# Exercise requirements
It is required that all of the data be written out exactly.

--- START ---

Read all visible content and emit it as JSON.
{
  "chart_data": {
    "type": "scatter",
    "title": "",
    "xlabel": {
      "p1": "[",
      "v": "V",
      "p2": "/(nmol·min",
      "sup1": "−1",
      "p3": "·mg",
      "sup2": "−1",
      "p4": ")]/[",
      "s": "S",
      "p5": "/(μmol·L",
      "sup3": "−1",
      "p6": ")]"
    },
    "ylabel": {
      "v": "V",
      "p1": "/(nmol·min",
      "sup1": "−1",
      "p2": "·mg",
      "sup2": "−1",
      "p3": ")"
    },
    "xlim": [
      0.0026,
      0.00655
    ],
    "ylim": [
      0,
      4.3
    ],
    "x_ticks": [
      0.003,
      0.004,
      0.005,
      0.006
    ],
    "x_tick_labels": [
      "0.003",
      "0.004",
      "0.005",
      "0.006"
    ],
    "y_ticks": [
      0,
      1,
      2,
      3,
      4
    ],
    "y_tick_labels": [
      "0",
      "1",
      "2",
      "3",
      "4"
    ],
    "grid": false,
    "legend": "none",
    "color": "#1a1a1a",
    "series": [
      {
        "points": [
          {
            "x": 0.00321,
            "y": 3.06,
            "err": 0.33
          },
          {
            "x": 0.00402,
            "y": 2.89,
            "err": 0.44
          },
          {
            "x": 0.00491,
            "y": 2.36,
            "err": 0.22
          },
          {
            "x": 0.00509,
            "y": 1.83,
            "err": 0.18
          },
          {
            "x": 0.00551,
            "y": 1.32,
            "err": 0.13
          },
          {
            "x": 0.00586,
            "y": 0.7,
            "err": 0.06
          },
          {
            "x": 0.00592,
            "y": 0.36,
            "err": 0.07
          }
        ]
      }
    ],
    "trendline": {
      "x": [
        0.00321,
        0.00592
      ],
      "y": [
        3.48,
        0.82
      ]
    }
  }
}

--- END ---

# Exercise result
Read all visible content and emit it as JSON.
{
  "chart_data": {
    "type": "scatter",
    "title": "",
    "xlabel": {
      "p1": "[",
      "v": "V",
      "p2": "/(nmol·min",
      "sup1": "−1",
      "p3": "·mg",
      "sup2": "−1",
      "p4": ")]/[",
      "s": "S",
      "p5": "/(μmol·L",
      "sup3": "−1",
      "p6": ")]"
    },
    "ylabel": {
      "v": "V",
      "p1": "/(nmol·min",
      "sup1": "−1",
      "p2": "·mg",
      "sup2": "−1",
      "p3": ")"
    },
    "xlim": [
      0.0026,
      0.00655
    ],
    "ylim": [
      0,
      4.3
    ],
    "x_ticks": [
      0.003,
      0.004,
      0.005,
      0.006
    ],
    "x_tick_labels": [
      "0.003",
      "0.004",
      "0.005",
      "0.006"
    ],
    "y_ticks": [
      0,
      1,
      2,
      3,
      4
    ],
    "y_tick_labels": [
      "0",
      "1",
      "2",
      "3",
      "4"
    ],
    "grid": false,
    "legend": "none",
    "color": "#1a1a1a",
    "series": [
      {
        "points": [
          {
            "x": 0.00321,
            "y": 3.06,
            "err": 0.33
          },
          {
            "x": 0.00402,
            "y": 2.89,
            "err": 0.44
          },
          {
            "x": 0.00491,
            "y": 2.36,
            "err": 0.22
          },
          {
            "x": 0.00509,
            "y": 1.83,
            "err": 0.18
          },
          {
            "x": 0.00551,
            "y": 1.32,
            "err": 0.13
          },
          {
            "x": 0.00586,
            "y": 0.7,
            "err": 0.06
          },
          {
            "x": 0.00592,
            "y": 0.36,
            "err": 0.07
          }
        ]
      }
    ],
    "trendline": {
      "x": [
        0.00321,
        0.00592
      ],
      "y": [
        3.48,
        0.82
      ]
    }
  }
}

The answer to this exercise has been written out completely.